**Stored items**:
-*-

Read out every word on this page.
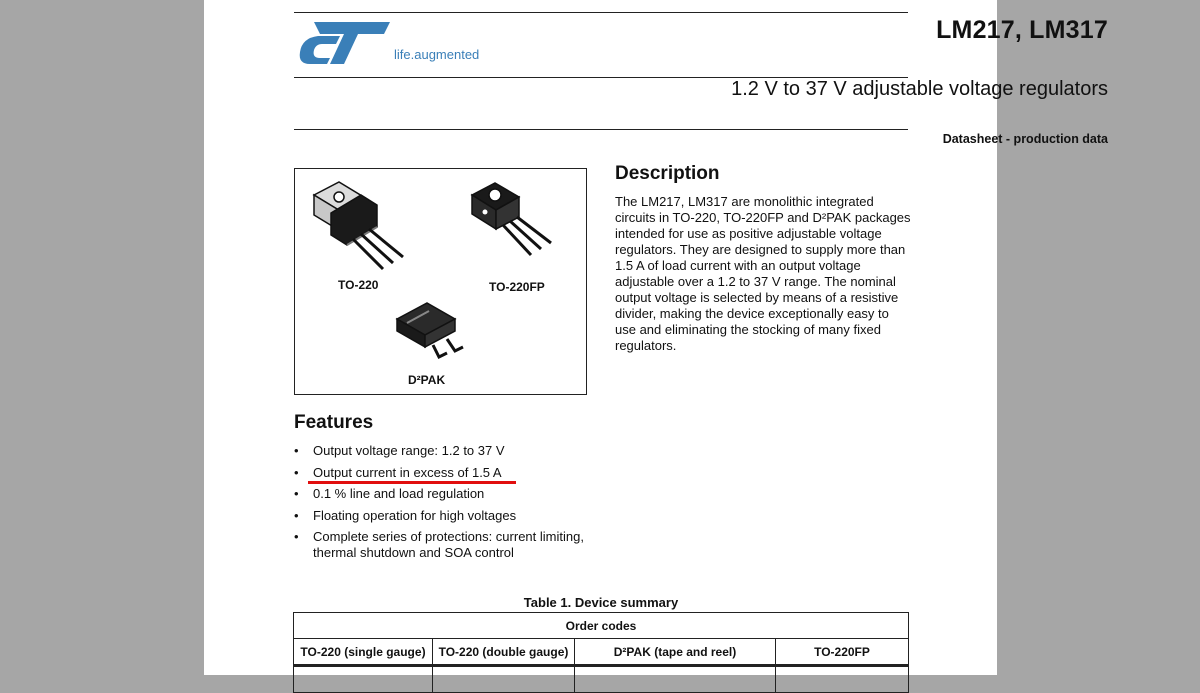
life.augmented
LM217, LM317
1.2 V to 37 V adjustable voltage regulators
Datasheet - production data
TO-220	TO-220FP
D²PAK
Description
The LM217, LM317 are monolithic integrated circuits in TO-220, TO-220FP and D²PAK packages intended for use as positive adjustable voltage regulators. They are designed to supply more than 1.5 A of load current with an output voltage adjustable over a 1.2 to 37 V range. The nominal output voltage is selected by means of a resistive divider, making the device exceptionally easy to use and eliminating the stocking of many fixed regulators.
Features
• Output voltage range: 1.2 to 37 V
• Output current in excess of 1.5 A
• 0.1 % line and load regulation
• Floating operation for high voltages
• Complete series of protections: current limiting, thermal shutdown and SOA control
Table 1. Device summary
Order codes			
TO-220 (single gauge)	TO-220 (double gauge)	D²PAK (tape and reel)	TO-220FP
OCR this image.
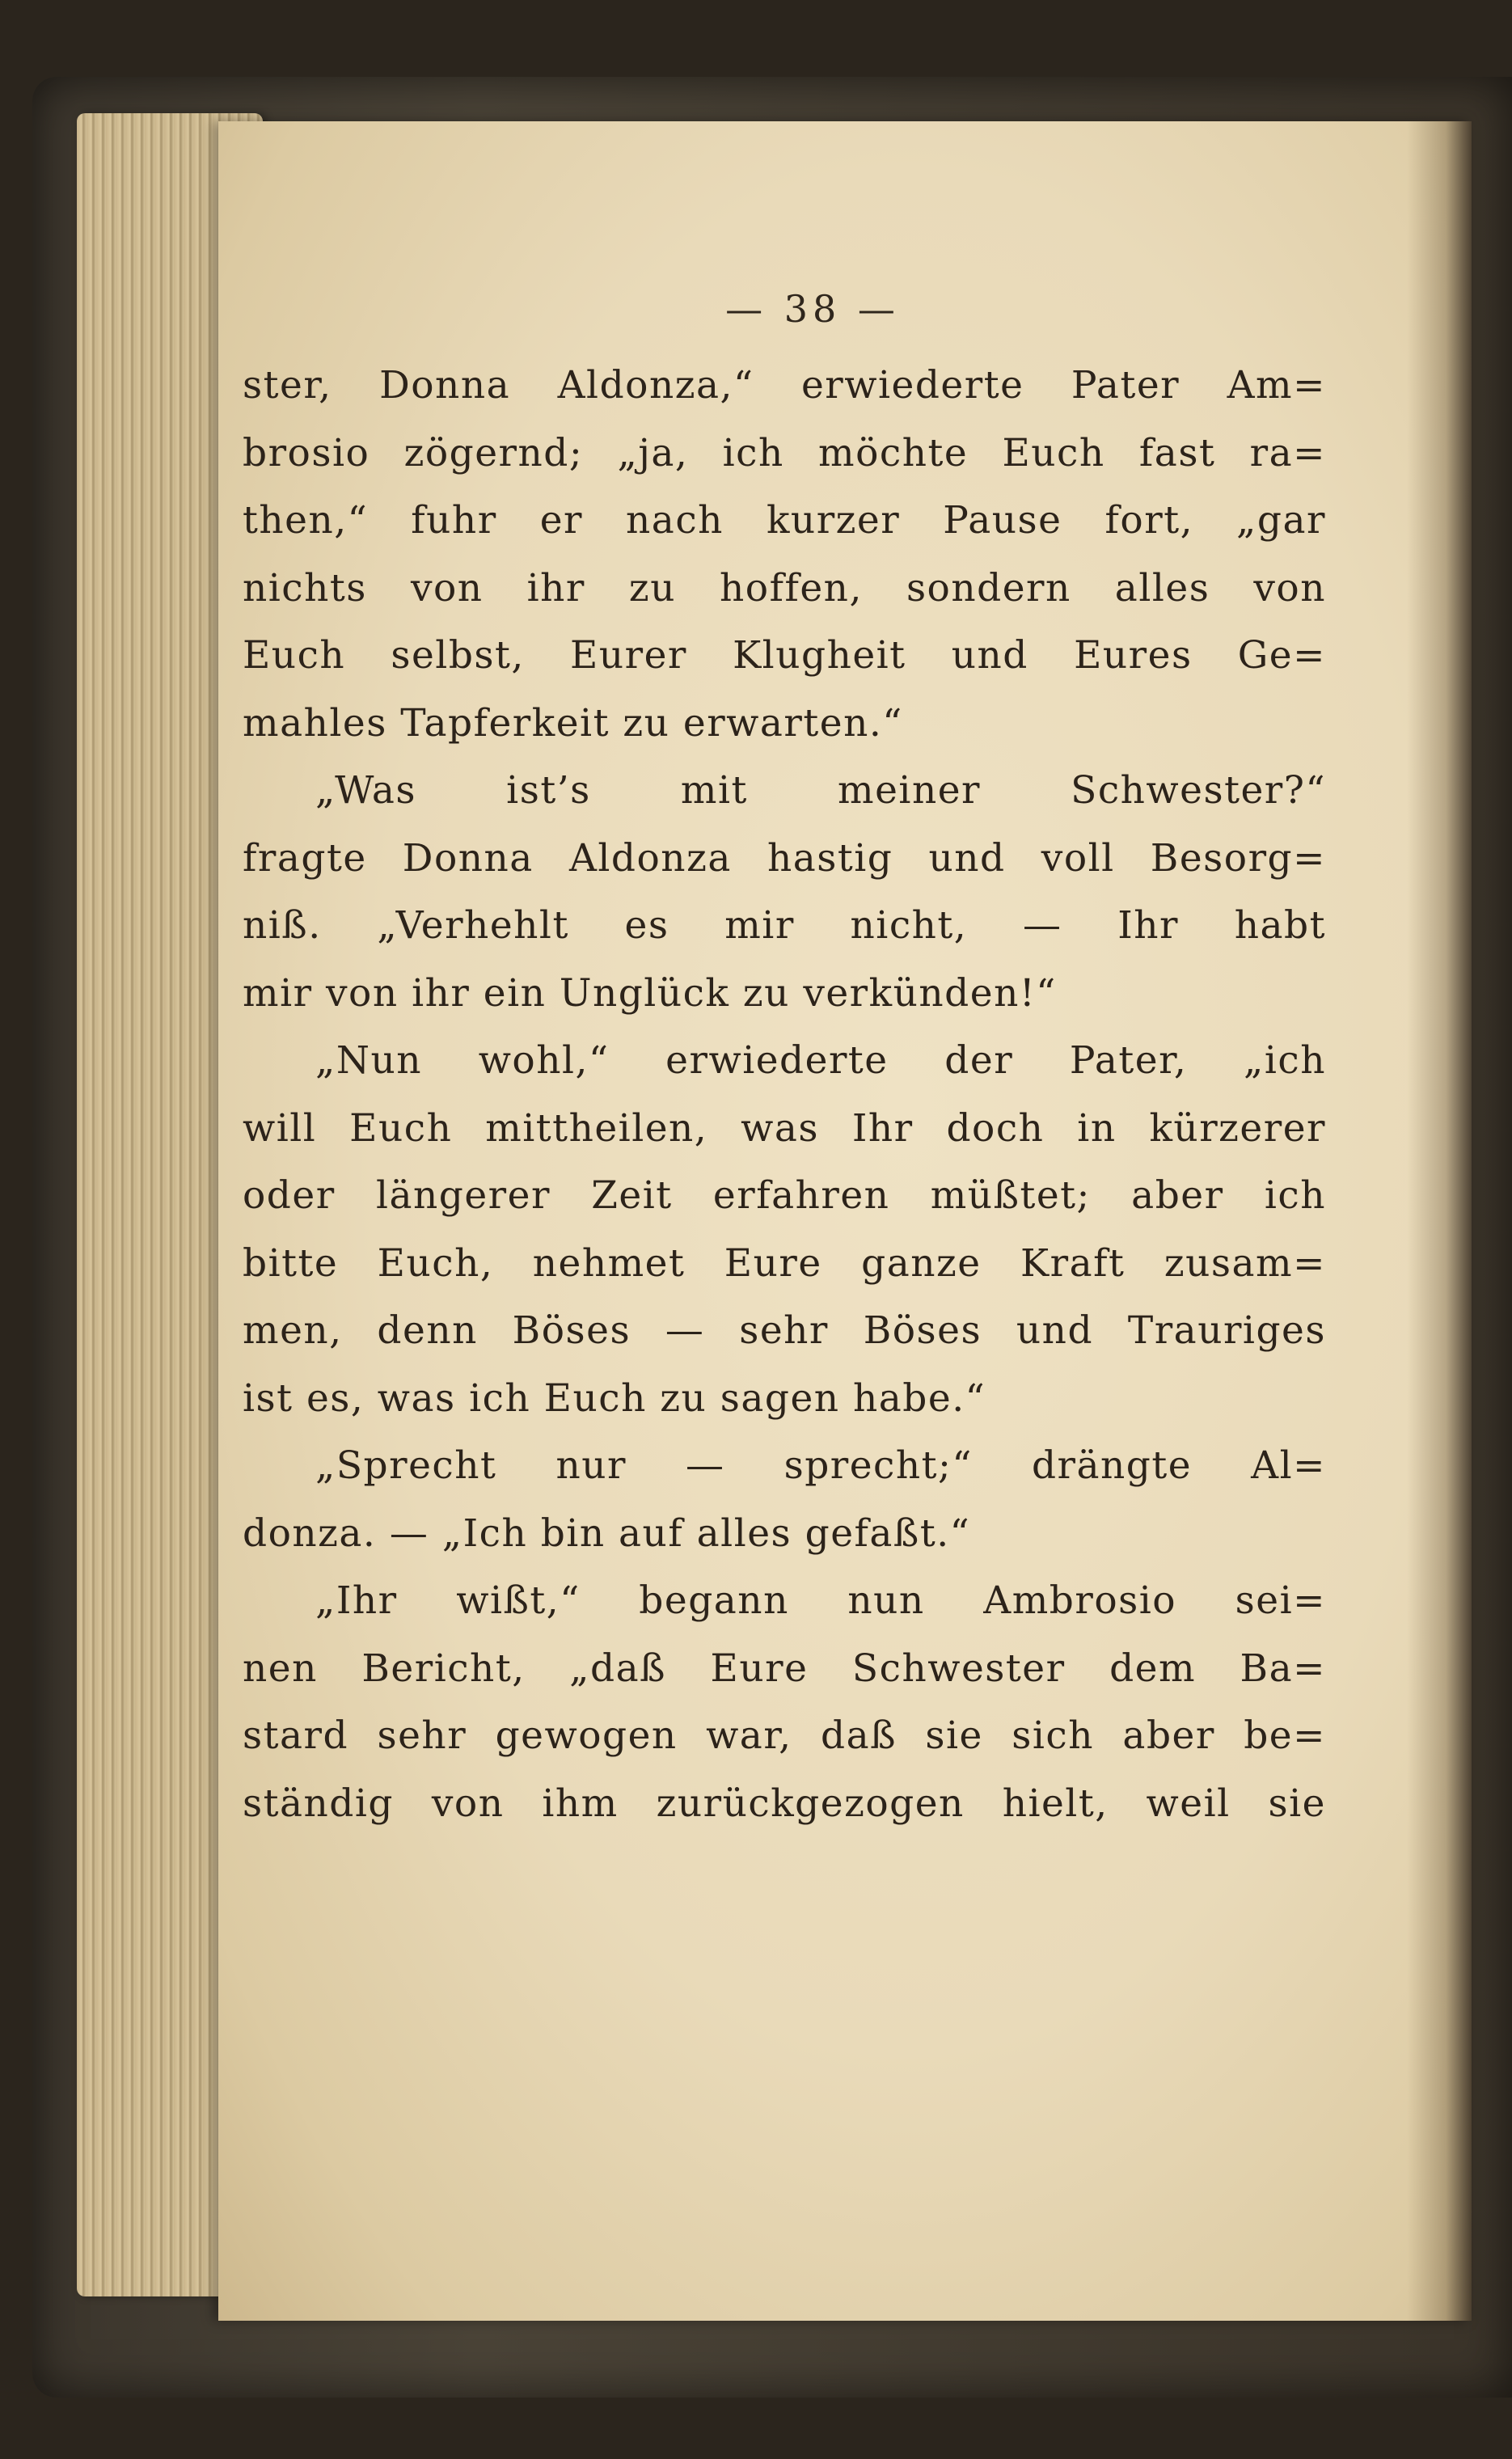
— 38 —
ster, Donna Aldonza,“ erwiederte Pater Am=
brosio zögernd; „ja, ich möchte Euch fast ra=
then,“ fuhr er nach kurzer Pause fort, „gar
nichts von ihr zu hoffen, sondern alles von
Euch selbst, Eurer Klugheit und Eures Ge=
mahles Tapferkeit zu erwarten.“
„Was ist’s mit meiner Schwester?“
fragte Donna Aldonza hastig und voll Besorg=
niß. „Verhehlt es mir nicht, — Ihr habt
mir von ihr ein Unglück zu verkünden!“
„Nun wohl,“ erwiederte der Pater, „ich
will Euch mittheilen, was Ihr doch in kürzerer
oder längerer Zeit erfahren müßtet; aber ich
bitte Euch, nehmet Eure ganze Kraft zusam=
men, denn Böses — sehr Böses und Trauriges
ist es, was ich Euch zu sagen habe.“
„Sprecht nur — sprecht;“ drängte Al=
donza. — „Ich bin auf alles gefaßt.“
„Ihr wißt,“ begann nun Ambrosio sei=
nen Bericht, „daß Eure Schwester dem Ba=
stard sehr gewogen war, daß sie sich aber be=
ständig von ihm zurückgezogen hielt, weil sie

-*-

**WORK REQUIRED**: Reproduce the listing word for word and omit its pictures.

**EXERCISE OUTPUT**:
Read out every word on this page.
life.augmented
LM217, LM317
1.2 V to 37 V adjustable voltage regulators
Datasheet - production data
TO-220	TO-220FP
D²PAK
Description
The LM217, LM317 are monolithic integrated circuits in TO-220, TO-220FP and D²PAK packages intended for use as positive adjustable voltage regulators. They are designed to supply more than 1.5 A of load current with an output voltage adjustable over a 1.2 to 37 V range. The nominal output voltage is selected by means of a resistive divider, making the device exceptionally easy to use and eliminating the stocking of many fixed regulators.
Features
• Output voltage range: 1.2 to 37 V
• Output current in excess of 1.5 A
• 0.1 % line and load regulation
• Floating operation for high voltages
• Complete series of protections: current limiting, thermal shutdown and SOA control
Table 1. Device summary
Order codes			
TO-220 (single gauge)	TO-220 (double gauge)	D²PAK (tape and reel)	TO-220FP
OCR this image.
— 38 —
ster, Donna Aldonza,“ erwiederte Pater Am=
brosio zögernd; „ja, ich möchte Euch fast ra=
then,“ fuhr er nach kurzer Pause fort, „gar
nichts von ihr zu hoffen, sondern alles von
Euch selbst, Eurer Klugheit und Eures Ge=
mahles Tapferkeit zu erwarten.“
„Was ist’s mit meiner Schwester?“
fragte Donna Aldonza hastig und voll Besorg=
niß. „Verhehlt es mir nicht, — Ihr habt
mir von ihr ein Unglück zu verkünden!“
„Nun wohl,“ erwiederte der Pater, „ich
will Euch mittheilen, was Ihr doch in kürzerer
oder längerer Zeit erfahren müßtet; aber ich
bitte Euch, nehmet Eure ganze Kraft zusam=
men, denn Böses — sehr Böses und Trauriges
ist es, was ich Euch zu sagen habe.“
„Sprecht nur — sprecht;“ drängte Al=
donza. — „Ich bin auf alles gefaßt.“
„Ihr wißt,“ begann nun Ambrosio sei=
nen Bericht, „daß Eure Schwester dem Ba=
stard sehr gewogen war, daß sie sich aber be=
ständig von ihm zurückgezogen hielt, weil sie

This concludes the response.